>>>

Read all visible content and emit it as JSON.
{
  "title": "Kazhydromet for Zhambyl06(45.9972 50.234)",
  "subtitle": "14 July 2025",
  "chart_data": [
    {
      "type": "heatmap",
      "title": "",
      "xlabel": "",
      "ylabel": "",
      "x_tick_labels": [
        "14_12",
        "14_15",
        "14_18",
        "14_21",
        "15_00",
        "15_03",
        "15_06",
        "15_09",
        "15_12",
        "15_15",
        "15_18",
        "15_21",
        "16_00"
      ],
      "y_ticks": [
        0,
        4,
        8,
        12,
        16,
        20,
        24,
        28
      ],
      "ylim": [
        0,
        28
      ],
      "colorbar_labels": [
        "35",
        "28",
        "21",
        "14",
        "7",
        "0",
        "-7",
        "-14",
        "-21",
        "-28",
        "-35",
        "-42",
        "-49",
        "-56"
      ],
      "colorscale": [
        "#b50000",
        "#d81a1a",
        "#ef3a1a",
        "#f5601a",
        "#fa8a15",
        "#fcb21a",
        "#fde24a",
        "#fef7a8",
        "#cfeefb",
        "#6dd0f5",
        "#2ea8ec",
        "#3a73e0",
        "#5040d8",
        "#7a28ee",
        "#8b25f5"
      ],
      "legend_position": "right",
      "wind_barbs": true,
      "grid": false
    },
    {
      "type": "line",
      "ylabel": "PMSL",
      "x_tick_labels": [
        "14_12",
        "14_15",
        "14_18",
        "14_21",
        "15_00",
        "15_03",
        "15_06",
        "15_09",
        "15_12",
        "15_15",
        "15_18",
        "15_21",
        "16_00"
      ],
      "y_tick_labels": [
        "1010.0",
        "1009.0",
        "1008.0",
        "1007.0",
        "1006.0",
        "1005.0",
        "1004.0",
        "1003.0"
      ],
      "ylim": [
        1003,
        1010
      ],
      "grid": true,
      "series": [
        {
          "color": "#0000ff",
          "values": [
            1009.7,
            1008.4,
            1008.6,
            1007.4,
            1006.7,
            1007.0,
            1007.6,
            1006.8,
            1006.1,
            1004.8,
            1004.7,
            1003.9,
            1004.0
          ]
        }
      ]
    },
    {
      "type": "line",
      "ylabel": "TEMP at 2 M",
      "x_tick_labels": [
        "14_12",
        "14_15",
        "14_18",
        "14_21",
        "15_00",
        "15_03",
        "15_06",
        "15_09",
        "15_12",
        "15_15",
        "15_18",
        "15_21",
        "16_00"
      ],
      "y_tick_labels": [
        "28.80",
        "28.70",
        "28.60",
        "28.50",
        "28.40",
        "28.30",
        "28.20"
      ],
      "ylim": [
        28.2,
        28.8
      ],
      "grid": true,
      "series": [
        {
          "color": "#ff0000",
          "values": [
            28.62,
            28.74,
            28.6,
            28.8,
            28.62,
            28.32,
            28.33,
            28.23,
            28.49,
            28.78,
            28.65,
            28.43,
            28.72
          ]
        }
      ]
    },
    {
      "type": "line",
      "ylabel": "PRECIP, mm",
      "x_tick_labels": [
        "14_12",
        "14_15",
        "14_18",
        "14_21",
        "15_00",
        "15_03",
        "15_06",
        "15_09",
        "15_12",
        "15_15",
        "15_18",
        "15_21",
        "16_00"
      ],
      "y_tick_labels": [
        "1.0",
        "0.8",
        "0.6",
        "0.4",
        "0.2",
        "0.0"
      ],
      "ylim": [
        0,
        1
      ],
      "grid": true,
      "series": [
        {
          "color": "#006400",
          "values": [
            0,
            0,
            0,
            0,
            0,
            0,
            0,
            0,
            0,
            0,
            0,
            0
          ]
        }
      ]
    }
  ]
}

<<<

Every line above should be printed again exactly as it stands.

Read all visible content and emit it as JSON.
{
  "title": "Kazhydromet for Zhambyl06(45.9972 50.234)",
  "subtitle": "14 July 2025",
  "chart_data": [
    {
      "type": "heatmap",
      "title": "",
      "xlabel": "",
      "ylabel": "",
      "x_tick_labels": [
        "14_12",
        "14_15",
        "14_18",
        "14_21",
        "15_00",
        "15_03",
        "15_06",
        "15_09",
        "15_12",
        "15_15",
        "15_18",
        "15_21",
        "16_00"
      ],
      "y_ticks": [
        0,
        4,
        8,
        12,
        16,
        20,
        24,
        28
      ],
      "ylim": [
        0,
        28
      ],
      "colorbar_labels": [
        "35",
        "28",
        "21",
        "14",
        "7",
        "0",
        "-7",
        "-14",
        "-21",
        "-28",
        "-35",
        "-42",
        "-49",
        "-56"
      ],
      "colorscale": [
        "#b50000",
        "#d81a1a",
        "#ef3a1a",
        "#f5601a",
        "#fa8a15",
        "#fcb21a",
        "#fde24a",
        "#fef7a8",
        "#cfeefb",
        "#6dd0f5",
        "#2ea8ec",
        "#3a73e0",
        "#5040d8",
        "#7a28ee",
        "#8b25f5"
      ],
      "legend_position": "right",
      "wind_barbs": true,
      "grid": false
    },
    {
      "type": "line",
      "ylabel": "PMSL",
      "x_tick_labels": [
        "14_12",
        "14_15",
        "14_18",
        "14_21",
        "15_00",
        "15_03",
        "15_06",
        "15_09",
        "15_12",
        "15_15",
        "15_18",
        "15_21",
        "16_00"
      ],
      "y_tick_labels": [
        "1010.0",
        "1009.0",
        "1008.0",
        "1007.0",
        "1006.0",
        "1005.0",
        "1004.0",
        "1003.0"
      ],
      "ylim": [
        1003,
        1010
      ],
      "grid": true,
      "series": [
        {
          "color": "#0000ff",
          "values": [
            1009.7,
            1008.4,
            1008.6,
            1007.4,
            1006.7,
            1007.0,
            1007.6,
            1006.8,
            1006.1,
            1004.8,
            1004.7,
            1003.9,
            1004.0
          ]
        }
      ]
    },
    {
      "type": "line",
      "ylabel": "TEMP at 2 M",
      "x_tick_labels": [
        "14_12",
        "14_15",
        "14_18",
        "14_21",
        "15_00",
        "15_03",
        "15_06",
        "15_09",
        "15_12",
        "15_15",
        "15_18",
        "15_21",
        "16_00"
      ],
      "y_tick_labels": [
        "28.80",
        "28.70",
        "28.60",
        "28.50",
        "28.40",
        "28.30",
        "28.20"
      ],
      "ylim": [
        28.2,
        28.8
      ],
      "grid": true,
      "series": [
        {
          "color": "#ff0000",
          "values": [
            28.62,
            28.74,
            28.6,
            28.8,
            28.62,
            28.32,
            28.33,
            28.23,
            28.49,
            28.78,
            28.65,
            28.43,
            28.72
          ]
        }
      ]
    },
    {
      "type": "line",
      "ylabel": "PRECIP, mm",
      "x_tick_labels": [
        "14_12",
        "14_15",
        "14_18",
        "14_21",
        "15_00",
        "15_03",
        "15_06",
        "15_09",
        "15_12",
        "15_15",
        "15_18",
        "15_21",
        "16_00"
      ],
      "y_tick_labels": [
        "1.0",
        "0.8",
        "0.6",
        "0.4",
        "0.2",
        "0.0"
      ],
      "ylim": [
        0,
        1
      ],
      "grid": true,
      "series": [
        {
          "color": "#006400",
          "values": [
            0,
            0,
            0,
            0,
            0,
            0,
            0,
            0,
            0,
            0,
            0,
            0
          ]
        }
      ]
    }
  ]
}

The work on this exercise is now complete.